**To do:** Without the pictures, output the records below word for word.

---------- Data for processing ----------

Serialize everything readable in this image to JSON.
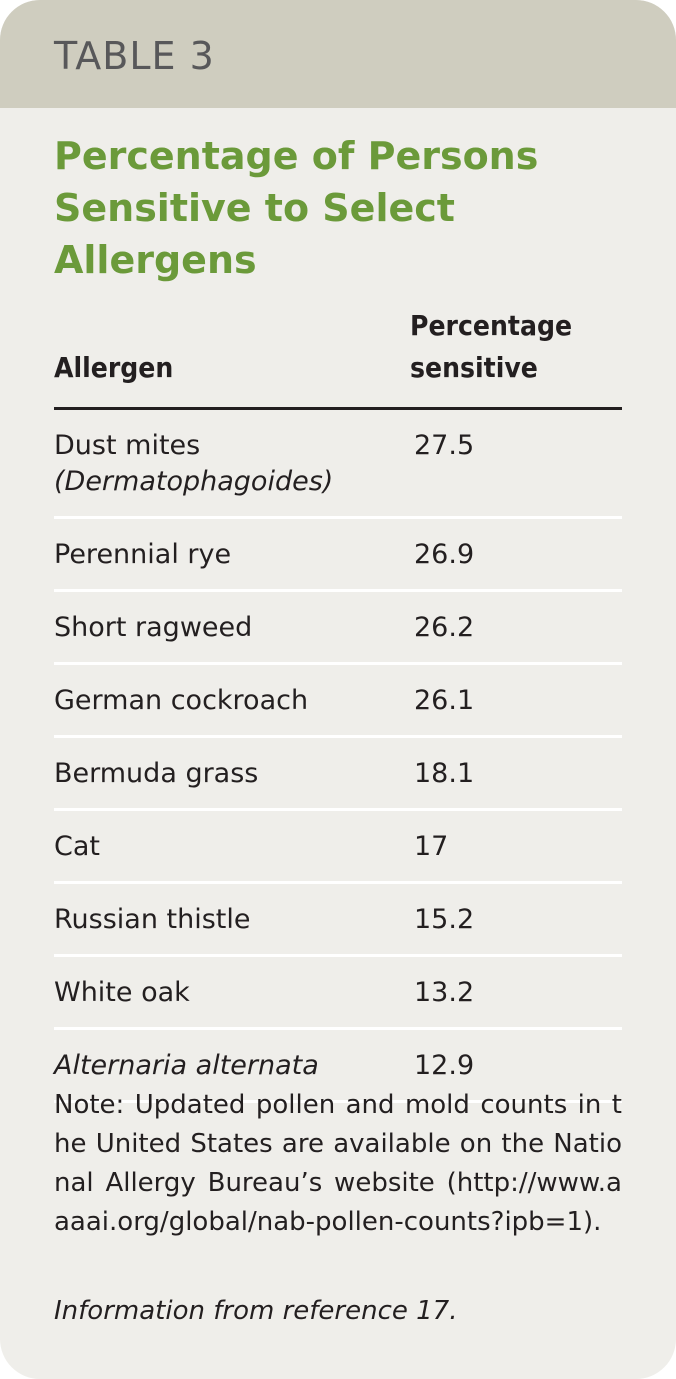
{
  "header": {
    "label": "TABLE 3"
  },
  "title": "Percentage of Persons Sensitive to Select Allergens",
  "table": {
    "columns": [
      "Allergen",
      "Percentage sensitive"
    ],
    "rows": [
      {
        "allergen": "Dust mites",
        "detail": "(Dermatophagoides)",
        "value": 27.5
      },
      {
        "allergen": "Perennial rye",
        "value": 26.9
      },
      {
        "allergen": "Short ragweed",
        "value": 26.2
      },
      {
        "allergen": "German cockroach",
        "value": 26.1
      },
      {
        "allergen": "Bermuda grass",
        "value": 18.1
      },
      {
        "allergen": "Cat",
        "value": 17
      },
      {
        "allergen": "Russian thistle",
        "value": 15.2
      },
      {
        "allergen": "White oak",
        "value": 13.2
      },
      {
        "allergen": "Alternaria alternata",
        "value": 12.9
      }
    ]
  },
  "note": {
    "label": "Note:",
    "text": "Updated pollen and mold counts in the United States are available on the National Allergy Bureau’s website (http://www.aaaai.org/global/nab-pollen-counts?ipb=1)."
  },
  "source": "Information from reference 17."
}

----------

**Correct result:**
Serialize everything readable in this image to JSON.
{
  "header": {
    "label": "TABLE 3"
  },
  "title": "Percentage of Persons Sensitive to Select Allergens",
  "table": {
    "columns": [
      "Allergen",
      "Percentage sensitive"
    ],
    "rows": [
      {
        "allergen": "Dust mites",
        "detail": "(Dermatophagoides)",
        "value": 27.5
      },
      {
        "allergen": "Perennial rye",
        "value": 26.9
      },
      {
        "allergen": "Short ragweed",
        "value": 26.2
      },
      {
        "allergen": "German cockroach",
        "value": 26.1
      },
      {
        "allergen": "Bermuda grass",
        "value": 18.1
      },
      {
        "allergen": "Cat",
        "value": 17
      },
      {
        "allergen": "Russian thistle",
        "value": 15.2
      },
      {
        "allergen": "White oak",
        "value": 13.2
      },
      {
        "allergen": "Alternaria alternata",
        "value": 12.9
      }
    ]
  },
  "note": {
    "label": "Note:",
    "text": "Updated pollen and mold counts in the United States are available on the National Allergy Bureau’s website (http://www.aaaai.org/global/nab-pollen-counts?ipb=1)."
  },
  "source": "Information from reference 17."
}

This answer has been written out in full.